• _THE TASK_
Would you quote the material below in full and unchanged?

• _DATA ROWS_
## Begin

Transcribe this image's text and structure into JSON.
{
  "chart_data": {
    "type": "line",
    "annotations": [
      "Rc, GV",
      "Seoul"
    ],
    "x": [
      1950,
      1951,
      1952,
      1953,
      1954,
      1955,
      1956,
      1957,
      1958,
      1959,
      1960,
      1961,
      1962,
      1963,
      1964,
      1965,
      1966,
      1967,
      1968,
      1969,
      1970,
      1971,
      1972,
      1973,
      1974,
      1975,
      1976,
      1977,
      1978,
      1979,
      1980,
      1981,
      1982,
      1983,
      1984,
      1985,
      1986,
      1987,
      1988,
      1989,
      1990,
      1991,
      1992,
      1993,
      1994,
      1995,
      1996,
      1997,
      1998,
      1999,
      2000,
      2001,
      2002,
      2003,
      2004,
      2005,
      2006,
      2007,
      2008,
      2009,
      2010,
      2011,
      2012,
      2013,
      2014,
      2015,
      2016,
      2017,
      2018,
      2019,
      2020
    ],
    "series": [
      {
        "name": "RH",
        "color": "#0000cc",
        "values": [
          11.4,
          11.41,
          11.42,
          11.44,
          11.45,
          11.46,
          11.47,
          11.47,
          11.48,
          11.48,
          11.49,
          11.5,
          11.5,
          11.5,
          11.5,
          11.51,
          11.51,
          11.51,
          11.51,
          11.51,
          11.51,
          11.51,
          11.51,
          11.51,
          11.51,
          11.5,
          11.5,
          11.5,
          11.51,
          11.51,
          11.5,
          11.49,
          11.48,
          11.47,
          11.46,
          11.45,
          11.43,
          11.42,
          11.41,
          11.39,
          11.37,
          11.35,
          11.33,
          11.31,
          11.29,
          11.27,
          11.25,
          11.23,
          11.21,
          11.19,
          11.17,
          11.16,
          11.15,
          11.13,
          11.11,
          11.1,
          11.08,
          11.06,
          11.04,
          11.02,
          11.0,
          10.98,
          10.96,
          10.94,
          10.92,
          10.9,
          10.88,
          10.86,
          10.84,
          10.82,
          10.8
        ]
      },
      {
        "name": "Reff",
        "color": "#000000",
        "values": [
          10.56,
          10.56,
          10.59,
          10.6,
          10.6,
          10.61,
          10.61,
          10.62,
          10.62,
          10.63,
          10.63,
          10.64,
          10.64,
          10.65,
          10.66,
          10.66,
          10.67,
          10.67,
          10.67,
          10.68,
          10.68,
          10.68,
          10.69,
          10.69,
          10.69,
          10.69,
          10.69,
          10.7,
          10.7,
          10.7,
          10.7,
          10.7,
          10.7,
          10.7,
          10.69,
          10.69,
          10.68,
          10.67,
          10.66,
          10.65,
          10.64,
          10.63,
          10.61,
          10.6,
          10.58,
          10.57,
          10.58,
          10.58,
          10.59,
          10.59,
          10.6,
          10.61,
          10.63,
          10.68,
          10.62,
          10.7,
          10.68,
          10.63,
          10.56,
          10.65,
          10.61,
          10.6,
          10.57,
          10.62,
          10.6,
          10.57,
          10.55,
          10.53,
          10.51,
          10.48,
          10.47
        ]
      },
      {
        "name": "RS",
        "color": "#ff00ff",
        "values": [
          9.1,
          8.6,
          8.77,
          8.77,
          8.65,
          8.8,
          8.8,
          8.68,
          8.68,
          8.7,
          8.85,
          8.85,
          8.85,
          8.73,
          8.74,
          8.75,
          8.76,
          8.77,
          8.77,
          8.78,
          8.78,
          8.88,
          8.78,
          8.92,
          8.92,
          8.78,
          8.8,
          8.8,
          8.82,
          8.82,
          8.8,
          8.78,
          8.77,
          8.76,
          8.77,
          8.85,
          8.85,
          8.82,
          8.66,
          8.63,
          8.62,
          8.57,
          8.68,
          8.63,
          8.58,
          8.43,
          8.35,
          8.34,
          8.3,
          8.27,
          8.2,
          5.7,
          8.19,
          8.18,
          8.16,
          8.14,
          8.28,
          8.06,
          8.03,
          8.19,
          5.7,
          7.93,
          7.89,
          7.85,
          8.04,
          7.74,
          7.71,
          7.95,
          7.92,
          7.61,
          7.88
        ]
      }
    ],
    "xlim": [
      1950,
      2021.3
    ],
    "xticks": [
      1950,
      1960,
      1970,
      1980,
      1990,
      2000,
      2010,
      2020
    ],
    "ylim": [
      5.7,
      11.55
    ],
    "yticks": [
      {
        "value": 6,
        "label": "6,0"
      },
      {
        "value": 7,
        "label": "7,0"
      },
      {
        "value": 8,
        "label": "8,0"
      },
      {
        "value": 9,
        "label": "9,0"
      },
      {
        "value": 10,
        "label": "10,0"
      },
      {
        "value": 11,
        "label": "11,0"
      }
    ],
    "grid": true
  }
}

## End

• _RESPONSE TO THE EXERCISE_
Transcribe this image's text and structure into JSON.
{
  "chart_data": {
    "type": "line",
    "annotations": [
      "Rc, GV",
      "Seoul"
    ],
    "x": [
      1950,
      1951,
      1952,
      1953,
      1954,
      1955,
      1956,
      1957,
      1958,
      1959,
      1960,
      1961,
      1962,
      1963,
      1964,
      1965,
      1966,
      1967,
      1968,
      1969,
      1970,
      1971,
      1972,
      1973,
      1974,
      1975,
      1976,
      1977,
      1978,
      1979,
      1980,
      1981,
      1982,
      1983,
      1984,
      1985,
      1986,
      1987,
      1988,
      1989,
      1990,
      1991,
      1992,
      1993,
      1994,
      1995,
      1996,
      1997,
      1998,
      1999,
      2000,
      2001,
      2002,
      2003,
      2004,
      2005,
      2006,
      2007,
      2008,
      2009,
      2010,
      2011,
      2012,
      2013,
      2014,
      2015,
      2016,
      2017,
      2018,
      2019,
      2020
    ],
    "series": [
      {
        "name": "RH",
        "color": "#0000cc",
        "values": [
          11.4,
          11.41,
          11.42,
          11.44,
          11.45,
          11.46,
          11.47,
          11.47,
          11.48,
          11.48,
          11.49,
          11.5,
          11.5,
          11.5,
          11.5,
          11.51,
          11.51,
          11.51,
          11.51,
          11.51,
          11.51,
          11.51,
          11.51,
          11.51,
          11.51,
          11.5,
          11.5,
          11.5,
          11.51,
          11.51,
          11.5,
          11.49,
          11.48,
          11.47,
          11.46,
          11.45,
          11.43,
          11.42,
          11.41,
          11.39,
          11.37,
          11.35,
          11.33,
          11.31,
          11.29,
          11.27,
          11.25,
          11.23,
          11.21,
          11.19,
          11.17,
          11.16,
          11.15,
          11.13,
          11.11,
          11.1,
          11.08,
          11.06,
          11.04,
          11.02,
          11.0,
          10.98,
          10.96,
          10.94,
          10.92,
          10.9,
          10.88,
          10.86,
          10.84,
          10.82,
          10.8
        ]
      },
      {
        "name": "Reff",
        "color": "#000000",
        "values": [
          10.56,
          10.56,
          10.59,
          10.6,
          10.6,
          10.61,
          10.61,
          10.62,
          10.62,
          10.63,
          10.63,
          10.64,
          10.64,
          10.65,
          10.66,
          10.66,
          10.67,
          10.67,
          10.67,
          10.68,
          10.68,
          10.68,
          10.69,
          10.69,
          10.69,
          10.69,
          10.69,
          10.7,
          10.7,
          10.7,
          10.7,
          10.7,
          10.7,
          10.7,
          10.69,
          10.69,
          10.68,
          10.67,
          10.66,
          10.65,
          10.64,
          10.63,
          10.61,
          10.6,
          10.58,
          10.57,
          10.58,
          10.58,
          10.59,
          10.59,
          10.6,
          10.61,
          10.63,
          10.68,
          10.62,
          10.7,
          10.68,
          10.63,
          10.56,
          10.65,
          10.61,
          10.6,
          10.57,
          10.62,
          10.6,
          10.57,
          10.55,
          10.53,
          10.51,
          10.48,
          10.47
        ]
      },
      {
        "name": "RS",
        "color": "#ff00ff",
        "values": [
          9.1,
          8.6,
          8.77,
          8.77,
          8.65,
          8.8,
          8.8,
          8.68,
          8.68,
          8.7,
          8.85,
          8.85,
          8.85,
          8.73,
          8.74,
          8.75,
          8.76,
          8.77,
          8.77,
          8.78,
          8.78,
          8.88,
          8.78,
          8.92,
          8.92,
          8.78,
          8.8,
          8.8,
          8.82,
          8.82,
          8.8,
          8.78,
          8.77,
          8.76,
          8.77,
          8.85,
          8.85,
          8.82,
          8.66,
          8.63,
          8.62,
          8.57,
          8.68,
          8.63,
          8.58,
          8.43,
          8.35,
          8.34,
          8.3,
          8.27,
          8.2,
          5.7,
          8.19,
          8.18,
          8.16,
          8.14,
          8.28,
          8.06,
          8.03,
          8.19,
          5.7,
          7.93,
          7.89,
          7.85,
          8.04,
          7.74,
          7.71,
          7.95,
          7.92,
          7.61,
          7.88
        ]
      }
    ],
    "xlim": [
      1950,
      2021.3
    ],
    "xticks": [
      1950,
      1960,
      1970,
      1980,
      1990,
      2000,
      2010,
      2020
    ],
    "ylim": [
      5.7,
      11.55
    ],
    "yticks": [
      {
        "value": 6,
        "label": "6,0"
      },
      {
        "value": 7,
        "label": "7,0"
      },
      {
        "value": 8,
        "label": "8,0"
      },
      {
        "value": 9,
        "label": "9,0"
      },
      {
        "value": 10,
        "label": "10,0"
      },
      {
        "value": 11,
        "label": "11,0"
      }
    ],
    "grid": true
  }
}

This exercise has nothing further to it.